REQUEST: Below are some records. Say in a single number how many of their lines include the word "السنة".

DATASET ROWS:
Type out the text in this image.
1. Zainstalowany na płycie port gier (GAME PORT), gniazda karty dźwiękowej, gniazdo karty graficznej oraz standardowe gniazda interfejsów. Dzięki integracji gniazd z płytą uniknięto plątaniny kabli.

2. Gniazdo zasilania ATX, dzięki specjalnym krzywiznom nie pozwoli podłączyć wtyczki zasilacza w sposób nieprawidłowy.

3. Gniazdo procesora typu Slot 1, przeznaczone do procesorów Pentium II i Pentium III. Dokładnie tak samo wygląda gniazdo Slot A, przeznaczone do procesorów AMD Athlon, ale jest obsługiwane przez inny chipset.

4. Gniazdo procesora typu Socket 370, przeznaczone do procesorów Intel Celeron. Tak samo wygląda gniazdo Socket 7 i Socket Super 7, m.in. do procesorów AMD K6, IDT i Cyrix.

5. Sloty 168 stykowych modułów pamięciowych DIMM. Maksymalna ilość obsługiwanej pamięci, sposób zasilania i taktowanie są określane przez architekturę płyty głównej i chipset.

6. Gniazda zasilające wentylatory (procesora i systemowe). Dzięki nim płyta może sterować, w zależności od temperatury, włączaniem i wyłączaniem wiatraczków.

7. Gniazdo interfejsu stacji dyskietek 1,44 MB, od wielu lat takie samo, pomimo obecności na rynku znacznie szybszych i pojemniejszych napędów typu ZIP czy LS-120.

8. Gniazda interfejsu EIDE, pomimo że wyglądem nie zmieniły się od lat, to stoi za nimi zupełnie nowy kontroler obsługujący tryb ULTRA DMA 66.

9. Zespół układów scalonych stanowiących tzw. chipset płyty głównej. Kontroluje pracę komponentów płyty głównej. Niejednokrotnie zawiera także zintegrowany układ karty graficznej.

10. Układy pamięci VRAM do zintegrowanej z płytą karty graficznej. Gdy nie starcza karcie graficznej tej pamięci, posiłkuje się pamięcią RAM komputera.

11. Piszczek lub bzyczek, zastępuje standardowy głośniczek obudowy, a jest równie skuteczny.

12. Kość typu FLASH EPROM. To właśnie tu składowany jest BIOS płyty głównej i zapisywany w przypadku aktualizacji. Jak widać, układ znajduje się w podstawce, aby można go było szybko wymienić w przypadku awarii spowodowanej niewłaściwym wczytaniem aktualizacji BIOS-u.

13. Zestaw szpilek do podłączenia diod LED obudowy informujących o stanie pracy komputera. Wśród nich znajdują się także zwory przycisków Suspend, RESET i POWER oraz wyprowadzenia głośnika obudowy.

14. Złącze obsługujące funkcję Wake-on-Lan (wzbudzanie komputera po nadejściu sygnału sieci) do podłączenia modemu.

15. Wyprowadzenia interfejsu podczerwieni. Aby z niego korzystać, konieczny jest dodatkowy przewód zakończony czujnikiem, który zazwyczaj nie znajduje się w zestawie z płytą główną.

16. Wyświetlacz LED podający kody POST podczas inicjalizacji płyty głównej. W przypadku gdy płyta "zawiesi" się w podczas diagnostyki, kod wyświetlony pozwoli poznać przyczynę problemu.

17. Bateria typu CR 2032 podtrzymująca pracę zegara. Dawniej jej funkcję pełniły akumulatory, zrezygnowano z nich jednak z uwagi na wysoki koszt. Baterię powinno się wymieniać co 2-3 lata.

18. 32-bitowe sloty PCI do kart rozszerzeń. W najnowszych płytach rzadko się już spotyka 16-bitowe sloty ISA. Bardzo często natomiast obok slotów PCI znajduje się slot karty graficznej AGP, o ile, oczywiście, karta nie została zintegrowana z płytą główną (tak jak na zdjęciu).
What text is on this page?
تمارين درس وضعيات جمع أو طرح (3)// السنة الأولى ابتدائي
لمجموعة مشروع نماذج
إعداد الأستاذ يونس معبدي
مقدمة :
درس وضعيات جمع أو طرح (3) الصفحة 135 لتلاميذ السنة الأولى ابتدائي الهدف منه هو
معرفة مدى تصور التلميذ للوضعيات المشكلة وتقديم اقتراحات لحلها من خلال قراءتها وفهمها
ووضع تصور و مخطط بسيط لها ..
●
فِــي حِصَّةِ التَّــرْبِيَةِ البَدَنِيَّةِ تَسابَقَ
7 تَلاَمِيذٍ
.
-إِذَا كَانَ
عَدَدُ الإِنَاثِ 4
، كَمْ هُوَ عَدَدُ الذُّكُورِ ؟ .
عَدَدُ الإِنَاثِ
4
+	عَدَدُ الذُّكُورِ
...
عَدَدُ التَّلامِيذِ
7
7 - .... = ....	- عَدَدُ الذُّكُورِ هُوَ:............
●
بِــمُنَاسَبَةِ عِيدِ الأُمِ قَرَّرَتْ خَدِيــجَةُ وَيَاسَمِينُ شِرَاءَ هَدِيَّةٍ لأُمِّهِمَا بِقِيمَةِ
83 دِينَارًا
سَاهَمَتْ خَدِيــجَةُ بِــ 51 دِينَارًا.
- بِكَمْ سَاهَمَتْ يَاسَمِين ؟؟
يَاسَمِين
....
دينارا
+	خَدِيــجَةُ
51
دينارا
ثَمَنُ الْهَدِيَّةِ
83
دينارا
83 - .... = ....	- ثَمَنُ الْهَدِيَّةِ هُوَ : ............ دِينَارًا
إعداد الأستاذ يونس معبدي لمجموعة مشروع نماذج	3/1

THE REPLY: 2